*** Task material ***
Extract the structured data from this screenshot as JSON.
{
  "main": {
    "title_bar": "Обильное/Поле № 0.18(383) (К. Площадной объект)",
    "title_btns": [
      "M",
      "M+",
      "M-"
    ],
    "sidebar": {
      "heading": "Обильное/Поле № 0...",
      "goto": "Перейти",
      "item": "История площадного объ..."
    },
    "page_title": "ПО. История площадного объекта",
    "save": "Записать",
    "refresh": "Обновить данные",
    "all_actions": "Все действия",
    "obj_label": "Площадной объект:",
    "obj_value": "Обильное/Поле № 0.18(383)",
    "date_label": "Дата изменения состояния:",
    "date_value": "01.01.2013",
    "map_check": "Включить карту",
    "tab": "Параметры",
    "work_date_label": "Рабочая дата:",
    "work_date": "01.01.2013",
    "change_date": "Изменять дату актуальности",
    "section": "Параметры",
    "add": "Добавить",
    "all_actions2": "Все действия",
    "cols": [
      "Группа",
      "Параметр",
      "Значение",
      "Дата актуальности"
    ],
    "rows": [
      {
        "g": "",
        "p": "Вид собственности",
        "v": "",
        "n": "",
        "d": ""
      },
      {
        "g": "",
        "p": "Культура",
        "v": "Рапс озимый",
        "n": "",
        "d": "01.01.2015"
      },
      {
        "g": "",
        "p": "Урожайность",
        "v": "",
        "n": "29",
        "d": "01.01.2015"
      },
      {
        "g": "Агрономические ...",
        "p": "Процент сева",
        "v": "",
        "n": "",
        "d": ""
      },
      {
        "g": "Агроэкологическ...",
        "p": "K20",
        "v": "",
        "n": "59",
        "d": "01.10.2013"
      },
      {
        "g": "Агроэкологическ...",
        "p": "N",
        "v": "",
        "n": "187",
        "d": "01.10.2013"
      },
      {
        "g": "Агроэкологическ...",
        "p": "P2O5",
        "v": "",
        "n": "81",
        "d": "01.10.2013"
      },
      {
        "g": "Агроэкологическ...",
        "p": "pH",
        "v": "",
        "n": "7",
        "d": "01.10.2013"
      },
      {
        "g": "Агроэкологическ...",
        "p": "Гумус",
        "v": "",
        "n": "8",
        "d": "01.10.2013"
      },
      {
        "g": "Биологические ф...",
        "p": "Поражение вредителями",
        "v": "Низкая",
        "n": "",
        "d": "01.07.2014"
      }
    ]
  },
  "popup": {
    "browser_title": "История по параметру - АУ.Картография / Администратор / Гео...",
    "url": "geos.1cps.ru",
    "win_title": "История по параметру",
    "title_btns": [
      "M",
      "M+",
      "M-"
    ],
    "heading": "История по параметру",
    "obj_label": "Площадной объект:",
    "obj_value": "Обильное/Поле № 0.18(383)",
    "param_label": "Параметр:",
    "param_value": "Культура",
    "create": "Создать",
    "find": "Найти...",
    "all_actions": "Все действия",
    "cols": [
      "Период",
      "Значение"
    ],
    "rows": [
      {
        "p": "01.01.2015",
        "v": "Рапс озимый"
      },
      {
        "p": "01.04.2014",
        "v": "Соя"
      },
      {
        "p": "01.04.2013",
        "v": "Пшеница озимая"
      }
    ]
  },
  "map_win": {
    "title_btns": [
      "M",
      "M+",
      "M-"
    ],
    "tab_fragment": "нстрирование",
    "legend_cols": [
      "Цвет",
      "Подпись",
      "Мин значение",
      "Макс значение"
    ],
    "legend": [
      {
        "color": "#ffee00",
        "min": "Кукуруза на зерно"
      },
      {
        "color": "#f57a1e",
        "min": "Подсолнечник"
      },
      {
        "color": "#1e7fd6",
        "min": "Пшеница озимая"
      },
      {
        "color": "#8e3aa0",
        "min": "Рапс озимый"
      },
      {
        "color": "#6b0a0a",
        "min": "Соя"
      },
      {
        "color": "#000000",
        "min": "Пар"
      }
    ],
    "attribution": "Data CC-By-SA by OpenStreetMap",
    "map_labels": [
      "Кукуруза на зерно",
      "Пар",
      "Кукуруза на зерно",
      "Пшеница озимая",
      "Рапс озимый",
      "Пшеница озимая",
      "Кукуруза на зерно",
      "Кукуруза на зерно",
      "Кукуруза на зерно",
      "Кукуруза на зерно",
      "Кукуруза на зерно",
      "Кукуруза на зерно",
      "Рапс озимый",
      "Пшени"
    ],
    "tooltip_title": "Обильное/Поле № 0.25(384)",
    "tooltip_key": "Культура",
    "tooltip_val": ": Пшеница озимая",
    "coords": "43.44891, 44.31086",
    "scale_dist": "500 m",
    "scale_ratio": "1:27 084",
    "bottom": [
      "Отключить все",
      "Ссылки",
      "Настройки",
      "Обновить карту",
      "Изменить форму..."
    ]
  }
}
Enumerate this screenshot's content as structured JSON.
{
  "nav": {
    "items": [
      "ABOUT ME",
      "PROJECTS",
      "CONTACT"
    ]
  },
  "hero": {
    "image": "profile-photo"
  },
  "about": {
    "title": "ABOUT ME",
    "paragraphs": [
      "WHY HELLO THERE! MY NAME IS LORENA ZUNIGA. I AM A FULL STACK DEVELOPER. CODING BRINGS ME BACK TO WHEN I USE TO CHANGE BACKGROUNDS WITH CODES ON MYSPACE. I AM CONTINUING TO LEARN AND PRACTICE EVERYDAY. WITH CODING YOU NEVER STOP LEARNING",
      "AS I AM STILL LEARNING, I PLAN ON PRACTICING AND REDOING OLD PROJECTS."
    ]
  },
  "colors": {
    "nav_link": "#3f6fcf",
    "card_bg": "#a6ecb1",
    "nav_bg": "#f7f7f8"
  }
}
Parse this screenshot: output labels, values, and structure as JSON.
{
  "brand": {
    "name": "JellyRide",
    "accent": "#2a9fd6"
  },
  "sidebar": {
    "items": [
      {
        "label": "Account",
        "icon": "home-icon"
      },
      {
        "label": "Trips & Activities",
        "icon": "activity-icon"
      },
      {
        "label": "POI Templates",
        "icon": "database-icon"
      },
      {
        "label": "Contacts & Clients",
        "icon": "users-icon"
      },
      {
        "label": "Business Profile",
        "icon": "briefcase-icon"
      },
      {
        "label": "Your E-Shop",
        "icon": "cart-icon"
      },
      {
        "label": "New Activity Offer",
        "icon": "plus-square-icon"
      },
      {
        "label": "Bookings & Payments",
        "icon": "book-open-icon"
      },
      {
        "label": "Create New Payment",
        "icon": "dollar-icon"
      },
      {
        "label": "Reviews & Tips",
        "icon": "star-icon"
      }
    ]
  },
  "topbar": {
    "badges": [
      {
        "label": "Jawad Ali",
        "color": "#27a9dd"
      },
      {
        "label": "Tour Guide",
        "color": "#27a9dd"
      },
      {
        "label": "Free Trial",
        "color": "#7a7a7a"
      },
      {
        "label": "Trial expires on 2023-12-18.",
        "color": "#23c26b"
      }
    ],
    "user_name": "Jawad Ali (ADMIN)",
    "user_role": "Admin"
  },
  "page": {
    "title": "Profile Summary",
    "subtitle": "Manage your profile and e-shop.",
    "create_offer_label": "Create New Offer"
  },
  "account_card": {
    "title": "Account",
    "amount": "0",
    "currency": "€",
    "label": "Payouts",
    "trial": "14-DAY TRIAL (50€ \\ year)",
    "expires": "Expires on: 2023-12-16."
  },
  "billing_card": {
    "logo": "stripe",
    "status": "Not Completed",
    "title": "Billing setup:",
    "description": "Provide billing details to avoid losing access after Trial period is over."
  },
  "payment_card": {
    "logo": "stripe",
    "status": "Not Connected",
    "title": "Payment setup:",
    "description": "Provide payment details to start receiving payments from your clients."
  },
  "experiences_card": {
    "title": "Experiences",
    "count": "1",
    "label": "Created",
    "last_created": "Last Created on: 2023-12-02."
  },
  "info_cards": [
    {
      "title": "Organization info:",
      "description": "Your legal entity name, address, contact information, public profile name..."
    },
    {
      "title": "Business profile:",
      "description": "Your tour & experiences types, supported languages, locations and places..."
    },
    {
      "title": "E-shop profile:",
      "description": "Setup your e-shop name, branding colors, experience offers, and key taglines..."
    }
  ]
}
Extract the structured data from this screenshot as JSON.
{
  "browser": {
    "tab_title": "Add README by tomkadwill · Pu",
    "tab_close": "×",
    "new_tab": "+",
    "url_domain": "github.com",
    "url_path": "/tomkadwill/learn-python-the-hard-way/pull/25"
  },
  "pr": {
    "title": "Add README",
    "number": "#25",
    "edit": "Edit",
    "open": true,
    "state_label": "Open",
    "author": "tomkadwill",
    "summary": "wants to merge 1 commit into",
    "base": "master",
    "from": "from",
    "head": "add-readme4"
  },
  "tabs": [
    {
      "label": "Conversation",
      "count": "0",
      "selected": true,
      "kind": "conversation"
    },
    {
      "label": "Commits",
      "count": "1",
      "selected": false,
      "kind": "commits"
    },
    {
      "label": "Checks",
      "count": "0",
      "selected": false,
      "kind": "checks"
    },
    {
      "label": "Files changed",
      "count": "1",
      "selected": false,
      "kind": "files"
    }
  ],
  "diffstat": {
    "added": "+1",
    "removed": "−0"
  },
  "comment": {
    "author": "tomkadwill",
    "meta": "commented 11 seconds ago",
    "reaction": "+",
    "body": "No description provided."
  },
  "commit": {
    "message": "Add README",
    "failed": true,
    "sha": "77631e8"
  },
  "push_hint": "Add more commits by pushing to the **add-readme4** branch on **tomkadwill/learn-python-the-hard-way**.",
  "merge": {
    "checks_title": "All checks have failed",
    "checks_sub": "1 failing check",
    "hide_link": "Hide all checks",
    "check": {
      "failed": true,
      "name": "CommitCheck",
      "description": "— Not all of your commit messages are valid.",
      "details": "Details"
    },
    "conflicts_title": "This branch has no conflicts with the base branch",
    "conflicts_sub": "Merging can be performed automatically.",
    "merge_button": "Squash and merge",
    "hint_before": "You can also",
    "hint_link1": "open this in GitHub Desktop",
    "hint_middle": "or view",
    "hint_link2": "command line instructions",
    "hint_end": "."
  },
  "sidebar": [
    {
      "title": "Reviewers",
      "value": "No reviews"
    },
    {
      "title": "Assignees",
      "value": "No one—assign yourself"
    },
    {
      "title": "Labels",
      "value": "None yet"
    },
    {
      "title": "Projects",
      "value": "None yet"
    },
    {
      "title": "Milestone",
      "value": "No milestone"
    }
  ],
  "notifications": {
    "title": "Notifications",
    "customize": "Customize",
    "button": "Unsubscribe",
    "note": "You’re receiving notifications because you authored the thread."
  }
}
***
Short exercise – Only lines with the word "Business" should be collected from the material.

Finished task –
        "label": "Business Profile",
      "title": "Business profile:",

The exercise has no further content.